Search code examples
pythonlistpysparkisin

Check if any of the values from list are in pyspark column's list


I have this problem with my pyspark dataframe, I created a column with collect_list() by doing normal groupBy agg and I want to write something that would return Boolean with information if at least 1 of the values in this list is in some other list of "constants":

# this is just an example of data

data = [
    (111, ["A", "B", "C"]),
    (222, ["C", "D", "E"]),
    (333, ["D", "E", "F"]),
]

schema = ["id", "my_list"]

df = spark_session.createDataFrame(data, schema=schema)

# this list is for the comparsion
constants = ["A", "B", "C", "D"]

# here I want to check if at least 1 element in list within a column is in constants
contains_any_udf = udf(lambda x: F.any(item in const_list for item in x), BooleanType())

df_result = df.withColumn("is_in_col", contains_any_udf(df["my_list"]))

Is there any better way? I tried array_contains, array_intersect, but with poor result.

What Im expecting is same df with additional column that would contain True if at least 1 value from column "my_list" is within list of constants


Solution

  • What you need is the arrays_overlap function.

    import pyspark.sql.functions as F
    ...
    df = df.withColumn('is_in_col', F.arrays_overlap('my_list', F.array([F.lit(e) for e in constants])))

▬▬▬

> GIVEN REQUEST
Check each statement against the pyspark thread and answer yes or no, quoting the exact words from the thread that decide it. 1. The asker had already tried array_contains and array_intersect. 2. The asker built the list column with collect_set(). 3. The reply recommends the arrays_overlap function.

> MATERIAL PROVIDED
▬▬▬

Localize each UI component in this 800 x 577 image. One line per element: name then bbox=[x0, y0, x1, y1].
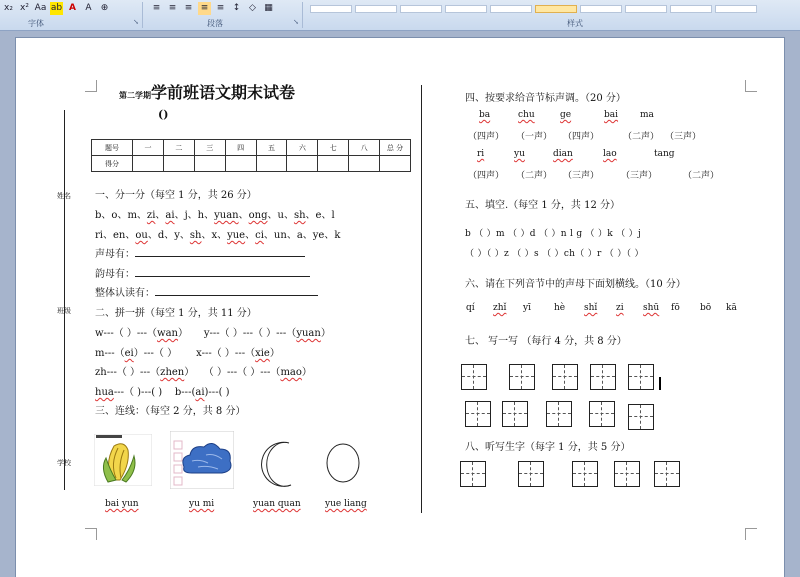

▬▬▬

> TASK RESULT
1. Yes: "I tried array_contains, array_intersect, but with poor result."
2. No: "I created a column with collect_list() by doing normal groupBy agg"
3. Yes: "What you need is the arrays_overlap function."